*What is asked:*
What follows is a set of records; repeat all of them exactly.

*Records for the task:*
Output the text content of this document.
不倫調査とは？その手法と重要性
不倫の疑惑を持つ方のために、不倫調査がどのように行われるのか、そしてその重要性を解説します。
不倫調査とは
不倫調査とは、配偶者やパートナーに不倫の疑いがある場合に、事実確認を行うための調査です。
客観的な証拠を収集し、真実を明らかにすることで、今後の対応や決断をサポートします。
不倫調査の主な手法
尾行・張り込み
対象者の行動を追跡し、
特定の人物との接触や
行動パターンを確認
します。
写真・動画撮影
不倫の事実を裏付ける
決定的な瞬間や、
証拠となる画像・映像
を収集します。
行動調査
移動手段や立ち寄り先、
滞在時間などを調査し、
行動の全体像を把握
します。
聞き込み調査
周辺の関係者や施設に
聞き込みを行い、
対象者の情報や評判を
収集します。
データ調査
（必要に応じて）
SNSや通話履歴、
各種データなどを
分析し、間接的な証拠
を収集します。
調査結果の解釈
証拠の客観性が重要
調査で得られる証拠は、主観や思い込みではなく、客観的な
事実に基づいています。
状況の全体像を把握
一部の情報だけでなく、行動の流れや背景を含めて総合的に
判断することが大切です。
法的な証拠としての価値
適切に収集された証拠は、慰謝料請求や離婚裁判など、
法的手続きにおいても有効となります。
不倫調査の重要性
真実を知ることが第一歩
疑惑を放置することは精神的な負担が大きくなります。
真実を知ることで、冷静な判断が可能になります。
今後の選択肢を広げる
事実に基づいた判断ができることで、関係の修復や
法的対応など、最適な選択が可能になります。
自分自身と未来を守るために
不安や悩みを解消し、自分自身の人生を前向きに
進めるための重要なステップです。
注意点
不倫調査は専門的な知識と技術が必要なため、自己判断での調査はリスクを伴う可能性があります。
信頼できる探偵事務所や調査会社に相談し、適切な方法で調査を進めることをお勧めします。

*Solution:*
Output the text content of this document.
不倫調査とは？その手法と重要性
不倫の疑惑を持つ方のために、不倫調査がどのように行われるのか、そしてその重要性を解説します。
不倫調査とは
不倫調査とは、配偶者やパートナーに不倫の疑いがある場合に、事実確認を行うための調査です。
客観的な証拠を収集し、真実を明らかにすることで、今後の対応や決断をサポートします。
不倫調査の主な手法
尾行・張り込み
対象者の行動を追跡し、
特定の人物との接触や
行動パターンを確認
します。
写真・動画撮影
不倫の事実を裏付ける
決定的な瞬間や、
証拠となる画像・映像
を収集します。
行動調査
移動手段や立ち寄り先、
滞在時間などを調査し、
行動の全体像を把握
します。
聞き込み調査
周辺の関係者や施設に
聞き込みを行い、
対象者の情報や評判を
収集します。
データ調査
（必要に応じて）
SNSや通話履歴、
各種データなどを
分析し、間接的な証拠
を収集します。
調査結果の解釈
証拠の客観性が重要
調査で得られる証拠は、主観や思い込みではなく、客観的な
事実に基づいています。
状況の全体像を把握
一部の情報だけでなく、行動の流れや背景を含めて総合的に
判断することが大切です。
法的な証拠としての価値
適切に収集された証拠は、慰謝料請求や離婚裁判など、
法的手続きにおいても有効となります。
不倫調査の重要性
真実を知ることが第一歩
疑惑を放置することは精神的な負担が大きくなります。
真実を知ることで、冷静な判断が可能になります。
今後の選択肢を広げる
事実に基づいた判断ができることで、関係の修復や
法的対応など、最適な選択が可能になります。
自分自身と未来を守るために
不安や悩みを解消し、自分自身の人生を前向きに
進めるための重要なステップです。
注意点
不倫調査は専門的な知識と技術が必要なため、自己判断での調査はリスクを伴う可能性があります。
信頼できる探偵事務所や調査会社に相談し、適切な方法で調査を進めることをお勧めします。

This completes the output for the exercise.